━━━ Records shown

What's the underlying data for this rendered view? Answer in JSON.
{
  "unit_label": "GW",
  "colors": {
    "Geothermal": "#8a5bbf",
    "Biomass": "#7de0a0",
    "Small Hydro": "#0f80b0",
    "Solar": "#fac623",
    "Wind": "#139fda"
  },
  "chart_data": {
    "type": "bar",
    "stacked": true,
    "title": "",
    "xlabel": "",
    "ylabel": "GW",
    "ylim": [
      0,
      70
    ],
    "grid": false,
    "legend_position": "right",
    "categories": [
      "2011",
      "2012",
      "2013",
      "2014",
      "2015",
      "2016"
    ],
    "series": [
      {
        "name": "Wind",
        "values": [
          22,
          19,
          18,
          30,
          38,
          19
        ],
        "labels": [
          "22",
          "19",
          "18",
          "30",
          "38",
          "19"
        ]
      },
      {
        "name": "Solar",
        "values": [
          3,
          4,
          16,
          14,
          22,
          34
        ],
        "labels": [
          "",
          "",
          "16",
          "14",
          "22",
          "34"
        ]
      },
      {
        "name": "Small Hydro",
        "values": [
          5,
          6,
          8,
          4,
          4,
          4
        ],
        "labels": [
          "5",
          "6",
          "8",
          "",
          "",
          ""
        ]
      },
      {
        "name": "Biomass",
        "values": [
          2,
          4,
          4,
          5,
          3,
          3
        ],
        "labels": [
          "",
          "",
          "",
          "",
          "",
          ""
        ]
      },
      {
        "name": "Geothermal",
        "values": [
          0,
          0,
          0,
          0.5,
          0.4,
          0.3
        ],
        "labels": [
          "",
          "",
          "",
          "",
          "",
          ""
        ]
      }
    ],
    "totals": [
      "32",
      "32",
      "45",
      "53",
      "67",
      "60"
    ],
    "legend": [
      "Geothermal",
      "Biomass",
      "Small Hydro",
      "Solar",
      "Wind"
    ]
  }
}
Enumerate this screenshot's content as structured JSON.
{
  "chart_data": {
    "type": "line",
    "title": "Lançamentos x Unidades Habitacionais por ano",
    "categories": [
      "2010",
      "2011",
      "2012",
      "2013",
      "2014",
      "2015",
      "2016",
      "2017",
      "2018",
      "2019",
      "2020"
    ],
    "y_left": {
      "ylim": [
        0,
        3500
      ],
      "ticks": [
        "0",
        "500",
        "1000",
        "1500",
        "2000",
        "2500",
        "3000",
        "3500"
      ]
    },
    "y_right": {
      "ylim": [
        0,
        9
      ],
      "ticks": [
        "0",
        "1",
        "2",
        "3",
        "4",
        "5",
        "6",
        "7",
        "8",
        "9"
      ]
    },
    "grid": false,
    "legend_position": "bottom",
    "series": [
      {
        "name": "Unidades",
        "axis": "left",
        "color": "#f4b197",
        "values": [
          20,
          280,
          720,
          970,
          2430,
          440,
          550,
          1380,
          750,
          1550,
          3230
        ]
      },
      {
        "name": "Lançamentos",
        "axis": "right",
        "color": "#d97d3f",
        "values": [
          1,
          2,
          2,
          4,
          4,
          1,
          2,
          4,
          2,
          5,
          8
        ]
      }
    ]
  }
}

━━━━━━

Set problem.
Copy all of the data exactly.

Solution to this exercise.
What's the underlying data for this rendered view? Answer in JSON.
{
  "unit_label": "GW",
  "colors": {
    "Geothermal": "#8a5bbf",
    "Biomass": "#7de0a0",
    "Small Hydro": "#0f80b0",
    "Solar": "#fac623",
    "Wind": "#139fda"
  },
  "chart_data": {
    "type": "bar",
    "stacked": true,
    "title": "",
    "xlabel": "",
    "ylabel": "GW",
    "ylim": [
      0,
      70
    ],
    "grid": false,
    "legend_position": "right",
    "categories": [
      "2011",
      "2012",
      "2013",
      "2014",
      "2015",
      "2016"
    ],
    "series": [
      {
        "name": "Wind",
        "values": [
          22,
          19,
          18,
          30,
          38,
          19
        ],
        "labels": [
          "22",
          "19",
          "18",
          "30",
          "38",
          "19"
        ]
      },
      {
        "name": "Solar",
        "values": [
          3,
          4,
          16,
          14,
          22,
          34
        ],
        "labels": [
          "",
          "",
          "16",
          "14",
          "22",
          "34"
        ]
      },
      {
        "name": "Small Hydro",
        "values": [
          5,
          6,
          8,
          4,
          4,
          4
        ],
        "labels": [
          "5",
          "6",
          "8",
          "",
          "",
          ""
        ]
      },
      {
        "name": "Biomass",
        "values": [
          2,
          4,
          4,
          5,
          3,
          3
        ],
        "labels": [
          "",
          "",
          "",
          "",
          "",
          ""
        ]
      },
      {
        "name": "Geothermal",
        "values": [
          0,
          0,
          0,
          0.5,
          0.4,
          0.3
        ],
        "labels": [
          "",
          "",
          "",
          "",
          "",
          ""
        ]
      }
    ],
    "totals": [
      "32",
      "32",
      "45",
      "53",
      "67",
      "60"
    ],
    "legend": [
      "Geothermal",
      "Biomass",
      "Small Hydro",
      "Solar",
      "Wind"
    ]
  }
}
Enumerate this screenshot's content as structured JSON.
{
  "chart_data": {
    "type": "line",
    "title": "Lançamentos x Unidades Habitacionais por ano",
    "categories": [
      "2010",
      "2011",
      "2012",
      "2013",
      "2014",
      "2015",
      "2016",
      "2017",
      "2018",
      "2019",
      "2020"
    ],
    "y_left": {
      "ylim": [
        0,
        3500
      ],
      "ticks": [
        "0",
        "500",
        "1000",
        "1500",
        "2000",
        "2500",
        "3000",
        "3500"
      ]
    },
    "y_right": {
      "ylim": [
        0,
        9
      ],
      "ticks": [
        "0",
        "1",
        "2",
        "3",
        "4",
        "5",
        "6",
        "7",
        "8",
        "9"
      ]
    },
    "grid": false,
    "legend_position": "bottom",
    "series": [
      {
        "name": "Unidades",
        "axis": "left",
        "color": "#f4b197",
        "values": [
          20,
          280,
          720,
          970,
          2430,
          440,
          550,
          1380,
          750,
          1550,
          3230
        ]
      },
      {
        "name": "Lançamentos",
        "axis": "right",
        "color": "#d97d3f",
        "values": [
          1,
          2,
          2,
          4,
          4,
          1,
          2,
          4,
          2,
          5,
          8
        ]
      }
    ]
  }
}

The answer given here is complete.